-- BEGIN PROVIDED INFORMATION --

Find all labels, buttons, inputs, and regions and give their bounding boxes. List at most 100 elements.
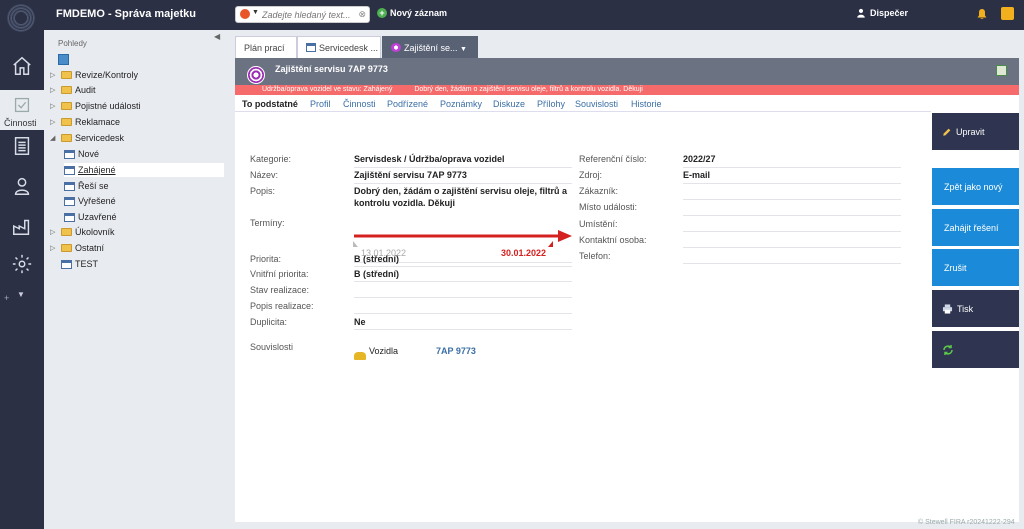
tab-servicedesk[interactable]: Servicedesk ... <box>297 36 381 58</box>
field-label: Kontaktní osoba: <box>579 235 647 245</box>
checkbox-icon <box>14 97 30 113</box>
subtab-diskuze[interactable]: Diskuze <box>493 99 525 109</box>
tree-item-audit[interactable]: ▷ Audit <box>50 83 96 97</box>
field-nazev: Zajištění servisu 7AP 9773 <box>354 170 467 180</box>
app-logo-icon <box>7 4 35 32</box>
tree-item-servicedesk[interactable]: ◢ Servicedesk <box>50 131 124 145</box>
bell-icon[interactable] <box>976 7 988 21</box>
chevron-down-icon[interactable]: ▼ <box>460 46 467 53</box>
expand-icon[interactable]: ▷ <box>50 71 58 79</box>
folder-icon <box>61 134 72 142</box>
edit-button[interactable]: Upravit <box>932 113 1019 150</box>
plus-icon: + <box>377 8 387 18</box>
tree-item-uzavrene[interactable]: Uzavřené <box>64 210 117 224</box>
target-icon <box>247 66 265 84</box>
relation-link[interactable]: 7AP 9773 <box>436 346 476 356</box>
subtab-historie[interactable]: Historie <box>631 99 662 109</box>
search-scope-icon[interactable] <box>240 9 250 19</box>
tab-zajisteni[interactable]: Zajištění se... ▼ <box>382 36 478 58</box>
folder-icon <box>61 244 72 252</box>
folder-icon <box>61 86 72 94</box>
app-title: FMDEMO - Správa majetku <box>56 8 196 20</box>
window-tabs: Plán prací Servicedesk ... Zajištění se.… <box>235 34 1019 58</box>
car-icon <box>354 352 366 360</box>
field-vnitrni-priorita: B (střední) <box>354 269 399 279</box>
chevron-down-icon[interactable]: ▼ <box>17 290 25 299</box>
add-icon[interactable]: + <box>4 293 9 303</box>
field-label: Stav realizace: <box>250 285 310 295</box>
tree-item-resi-se[interactable]: Řeší se <box>64 179 109 193</box>
subtab-podrizene[interactable]: Podřízené <box>387 99 428 109</box>
rail-active-label: Činnosti <box>4 118 37 128</box>
field-duplicita: Ne <box>354 317 366 327</box>
record-header: Zajištění servisu 7AP 9773 <box>235 58 1019 85</box>
document-icon[interactable] <box>0 128 44 164</box>
timeline-arrow <box>353 230 572 247</box>
favorites-star-icon[interactable] <box>1001 7 1014 20</box>
collapse-tree-icon[interactable]: ◢ <box>50 134 58 142</box>
printer-icon <box>942 303 953 314</box>
date-end: 30.01.2022 <box>501 248 547 258</box>
target-icon <box>391 43 401 52</box>
tree-item-vyresene[interactable]: Vyřešené <box>64 194 116 208</box>
view-icon <box>64 165 75 175</box>
field-label: Referenční číslo: <box>579 154 647 164</box>
expand-icon[interactable]: ▷ <box>50 228 58 236</box>
folder-icon <box>61 228 72 236</box>
clear-icon[interactable]: ⊗ <box>358 9 366 20</box>
view-icon <box>64 181 75 191</box>
subtab-souvislosti[interactable]: Souvislosti <box>575 99 618 109</box>
new-record-button[interactable]: + Nový záznam <box>377 8 447 18</box>
settings-gear-icon[interactable] <box>0 246 44 282</box>
expand-icon[interactable]: ▷ <box>50 102 58 110</box>
tree-item-pojistne[interactable]: ▷ Pojistné události <box>50 99 141 113</box>
export-icon[interactable] <box>996 65 1007 76</box>
tab-plan-praci[interactable]: Plán prací <box>235 36 297 58</box>
subtab-prilohy[interactable]: Přílohy <box>537 99 565 109</box>
left-rail: Činnosti + ▼ <box>0 0 44 529</box>
expand-icon[interactable]: ▷ <box>50 118 58 126</box>
chevron-down-icon[interactable]: ▼ <box>252 9 259 16</box>
cancel-button[interactable]: Zrušit <box>932 249 1019 286</box>
tree-item-ostatni[interactable]: ▷ Ostatní <box>50 241 104 255</box>
user-menu[interactable]: Dispečer <box>856 8 908 18</box>
subtab-poznamky[interactable]: Poznámky <box>440 99 482 109</box>
subtab-to-podstatne[interactable]: To podstatné <box>242 99 298 109</box>
tree-item-reklamace[interactable]: ▷ Reklamace <box>50 115 120 129</box>
view-icon <box>64 212 75 222</box>
field-label: Duplicita: <box>250 317 288 327</box>
record-subtabs: To podstatné Profil Činnosti Podřízené P… <box>235 95 931 112</box>
grid-view-icon[interactable] <box>58 54 69 65</box>
main-area: Plán prací Servicedesk ... Zajištění se.… <box>235 34 1019 522</box>
tree-item-revize[interactable]: ▷ Revize/Kontroly <box>50 68 138 82</box>
home-icon[interactable] <box>0 48 44 84</box>
views-sidebar: ◀ Pohledy ▷ Revize/Kontroly ▷ Audit ▷ Pojis… <box>44 30 227 529</box>
expand-icon[interactable]: ▷ <box>50 244 58 252</box>
record-panel: Zajištění servisu 7AP 9773 Údržba/oprava… <box>235 58 1019 522</box>
field-label: Vnitřní priorita: <box>250 269 309 279</box>
folder-icon <box>61 71 72 79</box>
field-zdroj: E-mail <box>683 170 711 180</box>
global-search[interactable]: ▼ ⊗ <box>235 6 370 23</box>
tree-item-test[interactable]: TEST <box>50 257 98 271</box>
rail-item-cinnosti[interactable]: Činnosti <box>0 90 44 130</box>
user-icon[interactable] <box>0 168 44 204</box>
tree-item-nove[interactable]: Nové <box>64 147 99 161</box>
field-label: Místo události: <box>579 202 638 212</box>
refresh-button[interactable] <box>932 331 1019 368</box>
folder-icon <box>61 118 72 126</box>
field-ref-cislo: 2022/27 <box>683 154 716 164</box>
start-solving-button[interactable]: Zahájit řešení <box>932 209 1019 246</box>
field-popis-2: kontrolu vozidla. Děkuji <box>354 198 456 208</box>
subtab-profil[interactable]: Profil <box>310 99 331 109</box>
search-input[interactable] <box>262 8 357 21</box>
factory-icon[interactable] <box>0 208 44 244</box>
subtab-cinnosti[interactable]: Činnosti <box>343 99 376 109</box>
back-as-new-button[interactable]: Zpět jako nový <box>932 168 1019 205</box>
refresh-icon <box>943 344 953 355</box>
tree-item-ukolovnik[interactable]: ▷ Úkolovník <box>50 225 115 239</box>
collapse-icon[interactable]: ◀ <box>214 32 220 41</box>
tree-item-zahajene[interactable]: Zahájené <box>64 163 224 177</box>
expand-icon[interactable]: ▷ <box>50 86 58 94</box>
print-button[interactable]: Tisk <box>932 290 1019 327</box>
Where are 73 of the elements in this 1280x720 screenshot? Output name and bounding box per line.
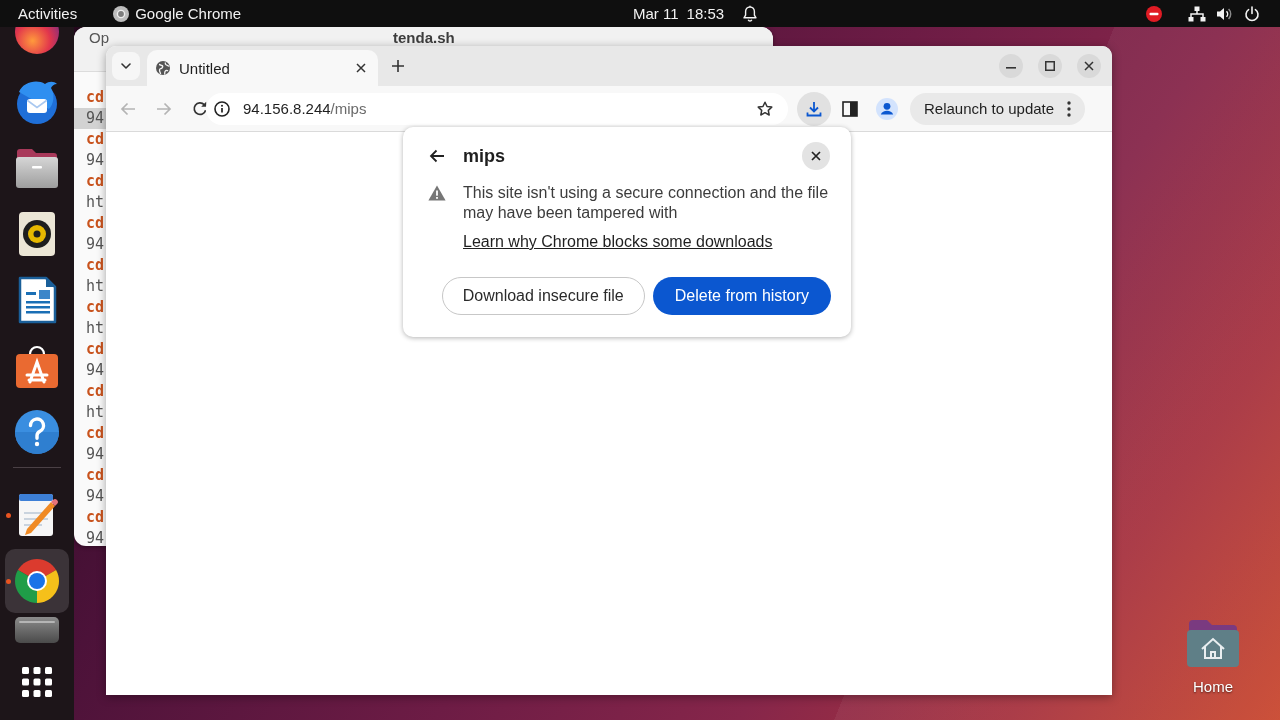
bubble-title: mips [463,145,505,167]
window-title: tenda.sh [393,30,455,46]
code-line: ht [85,192,106,213]
browser-icon [13,557,61,605]
primary-button[interactable]: Delete from history [652,277,831,315]
reload-icon[interactable] [192,100,208,117]
code-line: 94 [85,150,106,171]
desktop-icon-label[interactable]: Home [1193,678,1233,696]
round-app-icon [13,27,61,56]
caret-icon [121,63,131,69]
bell-icon[interactable] [742,4,759,23]
code-line: cd [85,213,106,234]
code-line: cd [85,255,106,276]
close-button[interactable] [802,142,830,170]
code-line: 94 [85,486,106,507]
code-line: 94 [85,360,106,381]
code-line: cd [85,129,106,150]
drive-icon [15,617,59,643]
code-line: ht [85,402,106,423]
new-tab-icon[interactable] [392,60,404,72]
globe-icon [156,61,170,75]
download-button[interactable] [797,91,831,126]
code-line: cd [85,507,106,528]
code-line: cd [85,339,106,360]
close-icon[interactable] [356,63,366,73]
url-text: 94.156.8.244/mips [243,100,367,117]
code-line: 94 [85,444,106,465]
close-window-button[interactable] [1077,54,1101,78]
browser-icon [113,5,130,22]
do-not-disturb-icon[interactable] [1146,5,1162,22]
secondary-button[interactable]: Download insecure file [441,277,645,315]
back-arrow-icon[interactable] [429,149,445,163]
close-icon [811,151,821,161]
code-line: 94 [85,234,106,255]
warning-icon [428,185,446,201]
relaunch-button[interactable]: Relaunch to update [910,92,1085,125]
help-icon [13,408,61,456]
clock-date[interactable]: Mar 11 [633,4,679,23]
code-line: cd [85,171,106,192]
volume-icon[interactable] [1216,5,1232,22]
info-icon[interactable] [214,100,230,117]
app-grid-icon[interactable] [22,666,52,697]
profile-avatar-icon[interactable] [876,97,898,120]
minimize-button[interactable] [999,54,1023,78]
dock-app-button[interactable] [5,549,69,613]
code-line: ht [85,318,106,339]
code-line: ht [85,276,106,297]
browser-tab[interactable]: Untitled [147,50,378,86]
warning-message: This site isn't using a secure connection and the file may have been tampered with [463,183,830,223]
code-line: cd [85,423,106,444]
power-icon[interactable] [1244,5,1260,22]
network-icon[interactable] [1188,5,1206,22]
maximize-icon [1045,61,1055,71]
home-folder-icon[interactable] [1185,618,1241,668]
open-button[interactable]: Op [89,30,109,46]
code-line: cd [85,87,106,108]
tab-search-button[interactable] [112,52,140,80]
code-line: cd [85,465,106,486]
close-icon [1084,61,1094,71]
learn-more-link[interactable]: Learn why Chrome blocks some downloads [463,232,773,252]
address-bar[interactable]: 94.156.8.244/mips [206,92,788,125]
code-line: cd [85,297,106,318]
minimize-icon [1006,67,1016,69]
maximize-button[interactable] [1038,54,1062,78]
code-line: 94 [85,528,106,546]
download-icon [806,100,822,117]
app-menu-button[interactable]: Google Chrome [135,4,242,23]
activities-button[interactable]: Activities [18,4,78,23]
bookmark-star-icon[interactable] [757,100,773,117]
clock-time[interactable]: 18:53 [686,4,725,23]
more-options-icon[interactable] [1067,100,1071,117]
code-line: cd [85,381,106,402]
side-panel-icon[interactable] [842,100,858,117]
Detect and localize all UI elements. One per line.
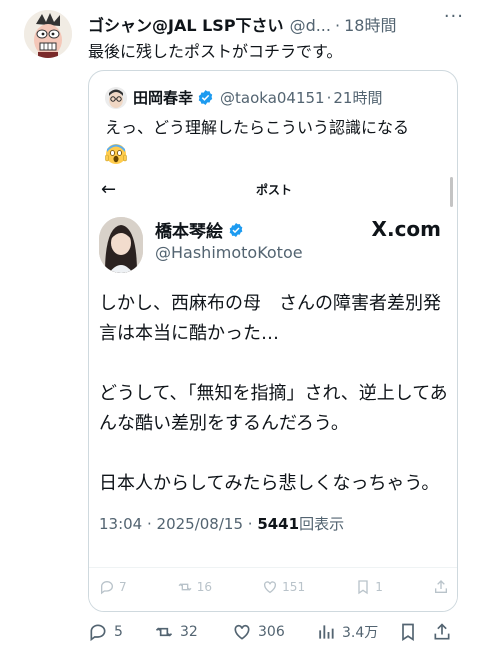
- embedded-meta: 13:04 · 2025/08/15 · 5441回表示: [99, 513, 344, 534]
- quote-header: 田岡春幸 @taoka04151 · 21時間: [133, 87, 382, 108]
- share-button[interactable]: [432, 622, 452, 642]
- bookmark-icon: [402, 623, 414, 642]
- handle[interactable]: @d...: [290, 16, 331, 35]
- embedded-screenshot[interactable]: ← ポスト 橋本琴絵 @HashimotoKotoe X.com しかし、西麻布…: [89, 173, 457, 611]
- scream-emoji-icon: [105, 143, 127, 165]
- views-chart-icon: [319, 625, 334, 639]
- verified-badge-icon: [229, 222, 243, 237]
- views-count: 3.4万: [342, 625, 379, 641]
- embedded-timestamp: 13:04 · 2025/08/15 ·: [99, 515, 253, 533]
- scrollbar: [450, 177, 453, 207]
- heart-icon: [264, 581, 277, 594]
- embedded-like: 151: [262, 579, 305, 595]
- embedded-nav-bar: ← ポスト: [89, 173, 457, 209]
- quote-text: えっ、どう理解したらこういう認識になる: [105, 118, 410, 137]
- embedded-text: しかし、西麻布の母 さんの障害者差別発言は本当に酷かった… どうして、「無知を指…: [99, 289, 449, 529]
- embedded-handle: @HashimotoKotoe: [155, 243, 303, 262]
- embedded-paragraph: 日本人からしてみたら悲しくなっちゃう。: [99, 473, 440, 494]
- action-bar: 5 32 306 3.4万: [88, 622, 468, 642]
- embedded-share: [433, 579, 449, 595]
- quote-handle[interactable]: @taoka04151: [220, 89, 325, 107]
- post-text: 最後に残したポストがコチラです。: [88, 42, 343, 61]
- heart-icon: [234, 624, 250, 640]
- embedded-nav-title: ポスト: [255, 183, 292, 197]
- quoted-post[interactable]: 田岡春幸 @taoka04151 · 21時間 えっ、どう理解したらこういう認識…: [88, 70, 458, 612]
- views-button[interactable]: 3.4万: [316, 622, 398, 642]
- x-logo: X.com: [371, 217, 441, 241]
- verified-badge-icon: [198, 90, 213, 105]
- embedded-actions: 7 16 151 1: [99, 579, 449, 595]
- retweet-icon: [178, 583, 192, 591]
- reply-icon: [90, 624, 106, 642]
- share-icon: [434, 580, 447, 593]
- post-header: ゴシャン@JAL LSP下さい @d... · 18時間 ···: [88, 6, 468, 36]
- divider: [89, 567, 457, 568]
- quote-text-block: えっ、どう理解したらこういう認識になる: [105, 115, 450, 165]
- quote-display-name[interactable]: 田岡春幸: [133, 87, 193, 108]
- reply-count: 5: [114, 624, 123, 640]
- share-icon: [434, 623, 450, 640]
- embedded-paragraph: しかし、西麻布の母 さんの障害者差別発言は本当に酷かった…: [99, 293, 441, 344]
- like-button[interactable]: 306: [232, 622, 316, 642]
- embedded-paragraph: どうして、「無知を指摘」され、逆上してあんな酷い差別をするんだろう。: [99, 383, 448, 434]
- like-count: 306: [258, 624, 285, 640]
- embedded-name-row: 橋本琴絵: [155, 217, 244, 242]
- embedded-bookmark: 1: [355, 579, 383, 595]
- more-dots-icon[interactable]: ···: [444, 6, 464, 27]
- embedded-views-count: 5441: [257, 515, 300, 533]
- embedded-display-name: 橋本琴絵: [155, 222, 223, 242]
- avatar[interactable]: [24, 10, 72, 58]
- embedded-reply: 7: [99, 579, 127, 595]
- separator-dot: ·: [326, 88, 332, 107]
- retweet-button[interactable]: 32: [154, 622, 232, 642]
- bookmark-icon: [358, 580, 368, 595]
- retweet-count: 32: [180, 624, 198, 640]
- retweet-icon: [155, 627, 173, 637]
- display-name[interactable]: ゴシャン@JAL LSP下さい: [88, 12, 284, 36]
- reply-button[interactable]: 5: [88, 622, 154, 642]
- separator-dot: ·: [334, 16, 341, 35]
- embedded-views-label: 回表示: [299, 515, 345, 533]
- embedded-retweet: 16: [177, 579, 212, 595]
- bookmark-button[interactable]: [398, 622, 432, 642]
- quote-avatar[interactable]: [105, 87, 127, 109]
- reply-icon: [101, 581, 113, 595]
- embedded-avatar: [99, 217, 143, 273]
- quote-time[interactable]: 21時間: [333, 87, 382, 108]
- post-time[interactable]: 18時間: [344, 12, 396, 36]
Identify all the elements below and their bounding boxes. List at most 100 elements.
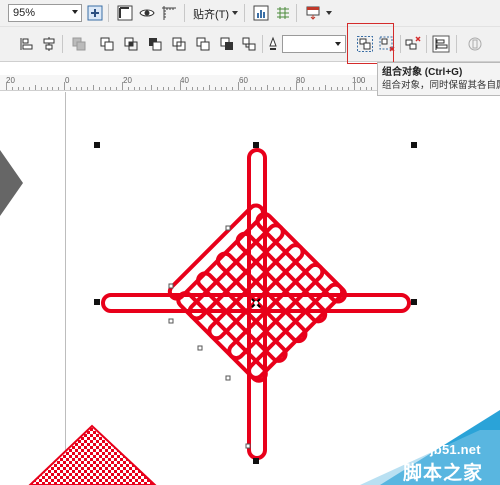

-- END PROVIDED INFORMATION --

▶ WHAT TO PRODUCE: Copy out the lines of the entries above verbatim, beginning with the line containing "bubble-title: mips [463,145,505,167]" and continuing through the line containing "browser-tab[interactable]: Untitled [147,50,378,86]".

▶ RESULT OF THIS TASK:
bubble-title: mips [463,145,505,167]
window-title: tenda.sh [393,30,455,46]
code-line: ht [85,192,106,213]
browser-icon [13,557,61,605]
primary-button[interactable]: Delete from history [652,277,831,315]
reload-icon[interactable] [192,100,208,117]
code-line: 94 [85,150,106,171]
desktop-icon-label[interactable]: Home [1193,678,1233,696]
round-app-icon [13,27,61,56]
caret-icon [121,63,131,69]
bell-icon[interactable] [742,4,759,23]
code-line: cd [85,213,106,234]
code-line: cd [85,255,106,276]
close-button[interactable] [802,142,830,170]
code-line: 94 [85,486,106,507]
code-line: 94 [85,360,106,381]
code-line: cd [85,129,106,150]
drive-icon [15,617,59,643]
code-line: ht [85,402,106,423]
new-tab-icon[interactable] [392,60,404,72]
globe-icon [156,61,170,75]
download-button[interactable] [797,91,831,126]
code-line: cd [85,507,106,528]
code-line: cd [85,339,106,360]
close-icon[interactable] [356,63,366,73]
url-text: 94.156.8.244/mips [243,100,367,117]
code-line: 94 [85,444,106,465]
close-window-button[interactable] [1077,54,1101,78]
browser-icon [113,5,130,22]
do-not-disturb-icon[interactable] [1146,5,1162,22]
secondary-button[interactable]: Download insecure file [441,277,645,315]
back-arrow-icon[interactable] [429,149,445,163]
close-icon [811,151,821,161]
code-line: 94 [85,234,106,255]
warning-icon [428,185,446,201]
relaunch-button[interactable]: Relaunch to update [910,92,1085,125]
help-icon [13,408,61,456]
clock-date[interactable]: Mar 11 [633,4,679,23]
code-line: cd [85,171,106,192]
volume-icon[interactable] [1216,5,1232,22]
info-icon[interactable] [214,100,230,117]
app-grid-icon[interactable] [22,666,52,697]
profile-avatar-icon[interactable] [876,97,898,120]
minimize-button[interactable] [999,54,1023,78]
dock-app-button[interactable] [5,549,69,613]
code-line: ht [85,318,106,339]
code-line: ht [85,276,106,297]
browser-tab[interactable]: Untitled [147,50,378,86]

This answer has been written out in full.